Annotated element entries
-- -- --
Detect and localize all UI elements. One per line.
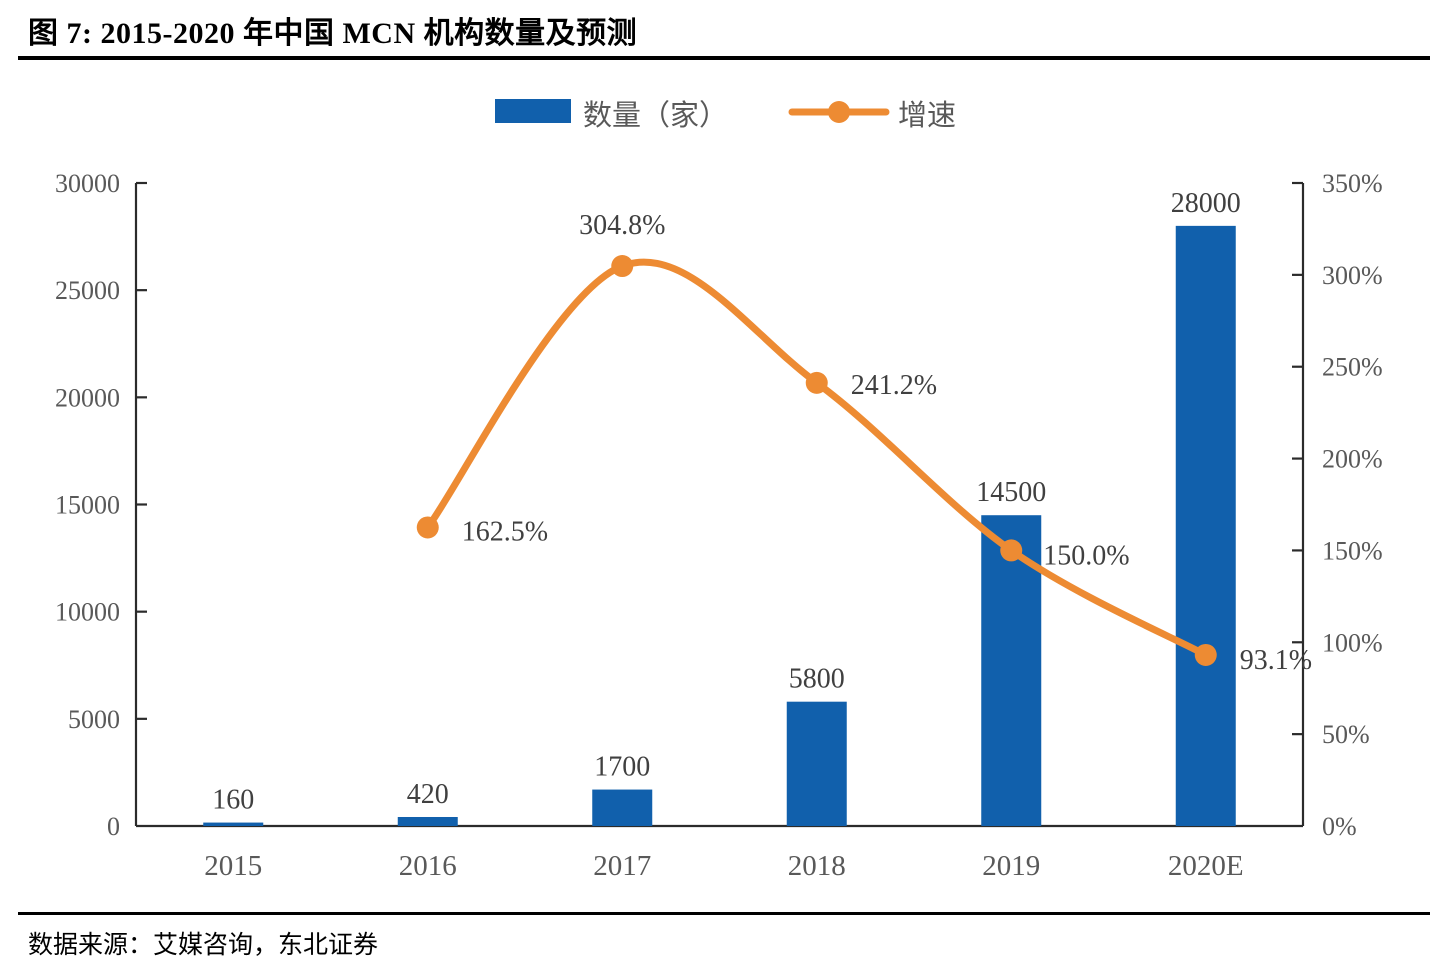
growth-line-marker [611, 255, 634, 278]
growth-value-label: 304.8% [579, 210, 665, 241]
bar [786, 701, 847, 826]
growth-value-label: 93.1% [1240, 645, 1312, 676]
bar-series [203, 225, 1236, 826]
legend-label-growth: 增速 [898, 99, 956, 132]
growth-line-marker [416, 516, 439, 539]
growth-line-marker [805, 371, 828, 394]
bar [203, 822, 264, 826]
right-axis-tick-label: 0% [1322, 812, 1357, 841]
category-label: 2015 [204, 850, 262, 882]
chart-axes: 0 5000 10000 15000 20000 25000 30000 0% 50% 100% 1… [55, 169, 1383, 841]
bar-value-label: 160 [212, 785, 254, 816]
category-label: 2017 [593, 850, 651, 882]
left-axis-tick-label: 15000 [55, 491, 120, 520]
right-axis-tick-label: 300% [1322, 261, 1383, 290]
left-axis-tick-label: 25000 [55, 276, 120, 305]
growth-value-label: 150.0% [1043, 540, 1129, 571]
bar-value-label: 420 [407, 779, 449, 810]
legend-marker-growth [828, 101, 850, 123]
legend-swatch-bar [495, 99, 571, 123]
right-axis-tick-label: 100% [1322, 628, 1383, 657]
right-axis-tick-label: 200% [1322, 445, 1383, 474]
bar [1175, 225, 1236, 826]
category-axis-labels: 2015 2016 2017 2018 2019 2020E [204, 850, 1243, 882]
title-divider [18, 56, 1430, 60]
bar-value-label: 1700 [594, 752, 650, 783]
mcn-combo-chart: 数量（家） 增速 0 5000 10000 15000 20000 25000 30000 0%… [55, 99, 1383, 882]
bar-value-label: 5800 [789, 664, 845, 695]
growth-line-marker [1194, 643, 1217, 666]
growth-line [424, 258, 1210, 659]
right-axis-tick-label: 50% [1322, 720, 1370, 749]
source-divider [18, 912, 1430, 915]
left-axis-tick-label: 10000 [55, 598, 120, 627]
bar-value-label: 28000 [1171, 188, 1241, 219]
right-axis-tick-label: 250% [1322, 353, 1383, 382]
left-axis-tick-label: 30000 [55, 169, 120, 198]
left-axis-tick-label: 5000 [68, 705, 120, 734]
bar [397, 816, 458, 826]
right-axis-tick-label: 350% [1322, 169, 1383, 198]
left-axis-tick-label: 20000 [55, 383, 120, 412]
figure-title: 图 7: 2015-2020 年中国 MCN 机构数量及预测 [28, 17, 638, 50]
bar-value-label: 14500 [976, 477, 1046, 508]
growth-value-label: 241.2% [851, 370, 937, 401]
data-labels: 160 420 1700 5800 14500 28000 162.5% 304.8% 241.… [212, 188, 1312, 816]
left-axis-tick-label: 0 [107, 812, 120, 841]
line-series [416, 255, 1217, 666]
chart-area: 数量（家） 增速 0 5000 10000 15000 20000 25000 30000 0%… [0, 62, 1448, 912]
source-note: 数据来源：艾媒咨询，东北证券 [28, 932, 379, 959]
category-label: 2020E [1168, 850, 1244, 882]
growth-value-label: 162.5% [462, 516, 548, 547]
category-label: 2019 [982, 850, 1040, 882]
legend-label-bar: 数量（家） [583, 99, 728, 132]
bar [592, 789, 653, 826]
category-label: 2018 [788, 850, 846, 882]
chart-legend: 数量（家） 增速 [495, 99, 956, 132]
right-axis-tick-label: 150% [1322, 536, 1383, 565]
growth-line-marker [1000, 539, 1023, 562]
category-label: 2016 [399, 850, 457, 882]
-- -- --
→ Task instructions:
Could you repeat every line of the listing above verbatim, leaving out the picture?

→ Response to the task:
Detect and localize all UI elements. One per line.
growth-line-marker [611, 255, 634, 278]
growth-value-label: 304.8% [579, 210, 665, 241]
bar [786, 701, 847, 826]
growth-value-label: 93.1% [1240, 645, 1312, 676]
bar-series [203, 225, 1236, 826]
legend-label-growth: 增速 [898, 99, 956, 132]
growth-line-marker [416, 516, 439, 539]
growth-line-marker [805, 371, 828, 394]
bar [203, 822, 264, 826]
right-axis-tick-label: 0% [1322, 812, 1357, 841]
category-label: 2015 [204, 850, 262, 882]
chart-axes: 0 5000 10000 15000 20000 25000 30000 0% 50% 100% 1… [55, 169, 1383, 841]
bar-value-label: 160 [212, 785, 254, 816]
category-label: 2017 [593, 850, 651, 882]
left-axis-tick-label: 15000 [55, 491, 120, 520]
right-axis-tick-label: 300% [1322, 261, 1383, 290]
left-axis-tick-label: 25000 [55, 276, 120, 305]
growth-value-label: 150.0% [1043, 540, 1129, 571]
bar-value-label: 420 [407, 779, 449, 810]
legend-marker-growth [828, 101, 850, 123]
legend-swatch-bar [495, 99, 571, 123]
right-axis-tick-label: 100% [1322, 628, 1383, 657]
right-axis-tick-label: 200% [1322, 445, 1383, 474]
bar [1175, 225, 1236, 826]
category-axis-labels: 2015 2016 2017 2018 2019 2020E [204, 850, 1243, 882]
title-divider [18, 56, 1430, 60]
bar-value-label: 1700 [594, 752, 650, 783]
mcn-combo-chart: 数量（家） 增速 0 5000 10000 15000 20000 25000 30000 0%… [55, 99, 1383, 882]
bar-value-label: 5800 [789, 664, 845, 695]
growth-line-marker [1194, 643, 1217, 666]
growth-line [424, 258, 1210, 659]
right-axis-tick-label: 50% [1322, 720, 1370, 749]
source-divider [18, 912, 1430, 915]
left-axis-tick-label: 10000 [55, 598, 120, 627]
bar-value-label: 28000 [1171, 188, 1241, 219]
right-axis-tick-label: 250% [1322, 353, 1383, 382]
left-axis-tick-label: 30000 [55, 169, 120, 198]
left-axis-tick-label: 5000 [68, 705, 120, 734]
bar [397, 816, 458, 826]
right-axis-tick-label: 350% [1322, 169, 1383, 198]
left-axis-tick-label: 20000 [55, 383, 120, 412]
figure-title: 图 7: 2015-2020 年中国 MCN 机构数量及预测 [28, 17, 638, 50]
bar-value-label: 14500 [976, 477, 1046, 508]
growth-value-label: 241.2% [851, 370, 937, 401]
data-labels: 160 420 1700 5800 14500 28000 162.5% 304.8% 241.… [212, 188, 1312, 816]
left-axis-tick-label: 0 [107, 812, 120, 841]
line-series [416, 255, 1217, 666]
chart-area: 数量（家） 增速 0 5000 10000 15000 20000 25000 30000 0%… [0, 62, 1448, 912]
source-note: 数据来源：艾媒咨询，东北证券 [28, 932, 379, 959]
category-label: 2020E [1168, 850, 1244, 882]
growth-value-label: 162.5% [462, 516, 548, 547]
category-label: 2019 [982, 850, 1040, 882]
legend-label-bar: 数量（家） [583, 99, 728, 132]
bar [592, 789, 653, 826]
category-label: 2018 [788, 850, 846, 882]
chart-legend: 数量（家） 增速 [495, 99, 956, 132]
right-axis-tick-label: 150% [1322, 536, 1383, 565]
growth-line-marker [1000, 539, 1023, 562]
category-label: 2016 [399, 850, 457, 882]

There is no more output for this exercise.